Copy out every line of the records where the string "Index" occurs.

### RAW DATA ###

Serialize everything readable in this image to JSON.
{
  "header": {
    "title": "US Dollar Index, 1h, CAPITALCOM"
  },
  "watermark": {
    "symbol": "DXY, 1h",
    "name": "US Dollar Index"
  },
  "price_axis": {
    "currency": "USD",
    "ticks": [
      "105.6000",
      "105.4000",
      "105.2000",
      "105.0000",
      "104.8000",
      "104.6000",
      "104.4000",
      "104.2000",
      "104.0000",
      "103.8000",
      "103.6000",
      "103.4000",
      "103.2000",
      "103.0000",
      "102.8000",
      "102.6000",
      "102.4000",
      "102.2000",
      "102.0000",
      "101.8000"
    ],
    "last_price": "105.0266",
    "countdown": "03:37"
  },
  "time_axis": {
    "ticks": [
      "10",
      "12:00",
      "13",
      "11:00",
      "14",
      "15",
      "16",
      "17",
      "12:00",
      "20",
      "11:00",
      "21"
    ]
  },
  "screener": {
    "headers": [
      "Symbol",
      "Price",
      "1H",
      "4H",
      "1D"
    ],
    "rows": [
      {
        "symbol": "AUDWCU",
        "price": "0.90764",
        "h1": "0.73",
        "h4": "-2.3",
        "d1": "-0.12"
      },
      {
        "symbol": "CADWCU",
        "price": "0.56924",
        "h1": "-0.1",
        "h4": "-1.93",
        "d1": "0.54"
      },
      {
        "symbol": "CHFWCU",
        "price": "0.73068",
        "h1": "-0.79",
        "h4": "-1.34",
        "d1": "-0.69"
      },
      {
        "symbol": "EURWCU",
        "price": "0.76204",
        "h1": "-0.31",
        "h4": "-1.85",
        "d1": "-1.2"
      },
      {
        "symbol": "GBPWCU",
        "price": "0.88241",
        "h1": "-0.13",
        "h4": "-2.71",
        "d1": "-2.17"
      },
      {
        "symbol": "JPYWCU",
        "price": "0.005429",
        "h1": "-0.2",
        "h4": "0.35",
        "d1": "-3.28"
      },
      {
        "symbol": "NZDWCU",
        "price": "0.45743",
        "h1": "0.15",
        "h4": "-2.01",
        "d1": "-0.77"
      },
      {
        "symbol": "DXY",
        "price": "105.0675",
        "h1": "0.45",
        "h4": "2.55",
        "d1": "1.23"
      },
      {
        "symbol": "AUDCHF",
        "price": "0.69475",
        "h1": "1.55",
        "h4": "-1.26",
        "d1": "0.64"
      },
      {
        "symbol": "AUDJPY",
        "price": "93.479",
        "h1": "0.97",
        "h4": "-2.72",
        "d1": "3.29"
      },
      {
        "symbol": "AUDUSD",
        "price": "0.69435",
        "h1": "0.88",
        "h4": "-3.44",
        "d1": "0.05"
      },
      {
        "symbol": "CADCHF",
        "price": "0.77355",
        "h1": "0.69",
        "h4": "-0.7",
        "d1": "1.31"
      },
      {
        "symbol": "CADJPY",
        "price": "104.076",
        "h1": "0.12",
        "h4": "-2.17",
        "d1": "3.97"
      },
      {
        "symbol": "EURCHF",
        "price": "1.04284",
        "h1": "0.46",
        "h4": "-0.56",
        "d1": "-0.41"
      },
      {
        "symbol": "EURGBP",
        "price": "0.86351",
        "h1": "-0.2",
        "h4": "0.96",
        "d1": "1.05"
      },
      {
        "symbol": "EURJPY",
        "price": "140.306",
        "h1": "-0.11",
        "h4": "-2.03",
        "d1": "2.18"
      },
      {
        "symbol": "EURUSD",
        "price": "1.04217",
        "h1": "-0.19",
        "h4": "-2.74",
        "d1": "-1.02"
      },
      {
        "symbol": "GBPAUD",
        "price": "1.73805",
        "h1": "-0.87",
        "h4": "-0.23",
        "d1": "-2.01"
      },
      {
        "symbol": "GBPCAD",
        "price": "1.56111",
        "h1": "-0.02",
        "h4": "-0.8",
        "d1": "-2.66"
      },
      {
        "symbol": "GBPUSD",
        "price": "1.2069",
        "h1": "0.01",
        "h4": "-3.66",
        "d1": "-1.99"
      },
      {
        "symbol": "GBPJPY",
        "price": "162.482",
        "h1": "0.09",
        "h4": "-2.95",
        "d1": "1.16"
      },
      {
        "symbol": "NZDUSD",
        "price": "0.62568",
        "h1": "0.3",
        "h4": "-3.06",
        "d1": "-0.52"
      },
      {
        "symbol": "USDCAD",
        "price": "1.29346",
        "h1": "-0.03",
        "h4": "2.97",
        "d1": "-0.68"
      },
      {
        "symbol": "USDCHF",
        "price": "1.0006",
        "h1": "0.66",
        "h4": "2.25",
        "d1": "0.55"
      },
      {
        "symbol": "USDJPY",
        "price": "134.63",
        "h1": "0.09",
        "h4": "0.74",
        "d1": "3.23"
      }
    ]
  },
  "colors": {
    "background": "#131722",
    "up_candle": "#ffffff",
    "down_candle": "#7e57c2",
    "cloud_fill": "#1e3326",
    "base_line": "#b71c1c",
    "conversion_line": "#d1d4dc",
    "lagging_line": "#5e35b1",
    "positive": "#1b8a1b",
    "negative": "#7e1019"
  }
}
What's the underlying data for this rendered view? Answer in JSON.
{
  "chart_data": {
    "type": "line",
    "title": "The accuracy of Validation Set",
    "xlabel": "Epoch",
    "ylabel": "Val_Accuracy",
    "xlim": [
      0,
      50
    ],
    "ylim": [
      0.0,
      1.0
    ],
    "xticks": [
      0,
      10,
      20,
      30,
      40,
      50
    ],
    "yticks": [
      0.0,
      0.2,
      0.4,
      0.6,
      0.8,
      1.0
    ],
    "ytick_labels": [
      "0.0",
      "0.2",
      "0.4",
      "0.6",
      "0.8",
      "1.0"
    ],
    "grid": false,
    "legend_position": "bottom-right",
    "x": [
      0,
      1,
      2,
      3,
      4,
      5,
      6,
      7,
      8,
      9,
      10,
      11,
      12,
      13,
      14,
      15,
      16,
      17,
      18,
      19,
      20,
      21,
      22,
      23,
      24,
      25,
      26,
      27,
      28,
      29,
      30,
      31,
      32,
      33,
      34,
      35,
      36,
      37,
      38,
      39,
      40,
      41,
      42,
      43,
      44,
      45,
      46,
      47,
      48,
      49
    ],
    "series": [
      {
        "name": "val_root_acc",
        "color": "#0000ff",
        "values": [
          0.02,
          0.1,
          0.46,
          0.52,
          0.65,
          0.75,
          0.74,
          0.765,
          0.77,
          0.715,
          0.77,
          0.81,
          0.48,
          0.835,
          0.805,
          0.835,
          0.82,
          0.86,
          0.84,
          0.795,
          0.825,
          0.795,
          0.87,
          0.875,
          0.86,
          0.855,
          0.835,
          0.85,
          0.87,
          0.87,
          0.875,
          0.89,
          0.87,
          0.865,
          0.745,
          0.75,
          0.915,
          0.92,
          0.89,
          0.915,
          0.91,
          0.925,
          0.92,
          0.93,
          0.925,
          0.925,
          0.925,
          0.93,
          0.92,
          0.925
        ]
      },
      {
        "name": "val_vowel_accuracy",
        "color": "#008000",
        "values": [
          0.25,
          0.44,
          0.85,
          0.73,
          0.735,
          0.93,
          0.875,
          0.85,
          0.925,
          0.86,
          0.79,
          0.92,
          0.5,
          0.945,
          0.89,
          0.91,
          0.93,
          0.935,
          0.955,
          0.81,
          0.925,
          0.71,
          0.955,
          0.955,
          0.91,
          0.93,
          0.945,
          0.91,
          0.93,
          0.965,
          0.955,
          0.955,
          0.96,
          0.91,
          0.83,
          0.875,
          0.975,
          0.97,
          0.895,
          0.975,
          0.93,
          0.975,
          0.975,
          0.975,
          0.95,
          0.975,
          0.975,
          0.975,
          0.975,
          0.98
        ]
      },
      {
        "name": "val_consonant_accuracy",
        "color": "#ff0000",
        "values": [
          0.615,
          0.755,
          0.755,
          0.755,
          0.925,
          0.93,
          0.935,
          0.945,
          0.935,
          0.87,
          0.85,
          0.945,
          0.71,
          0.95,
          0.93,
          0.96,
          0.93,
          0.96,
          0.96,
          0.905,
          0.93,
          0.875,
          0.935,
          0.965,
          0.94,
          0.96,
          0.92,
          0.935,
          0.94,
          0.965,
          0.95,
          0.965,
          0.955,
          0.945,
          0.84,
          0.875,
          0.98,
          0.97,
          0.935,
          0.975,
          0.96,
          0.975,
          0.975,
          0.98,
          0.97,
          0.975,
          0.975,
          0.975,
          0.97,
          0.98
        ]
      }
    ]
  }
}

###

ANSWER TO THE TASK —
    "title": "US Dollar Index, 1h, CAPITALCOM"
    "name": "US Dollar Index"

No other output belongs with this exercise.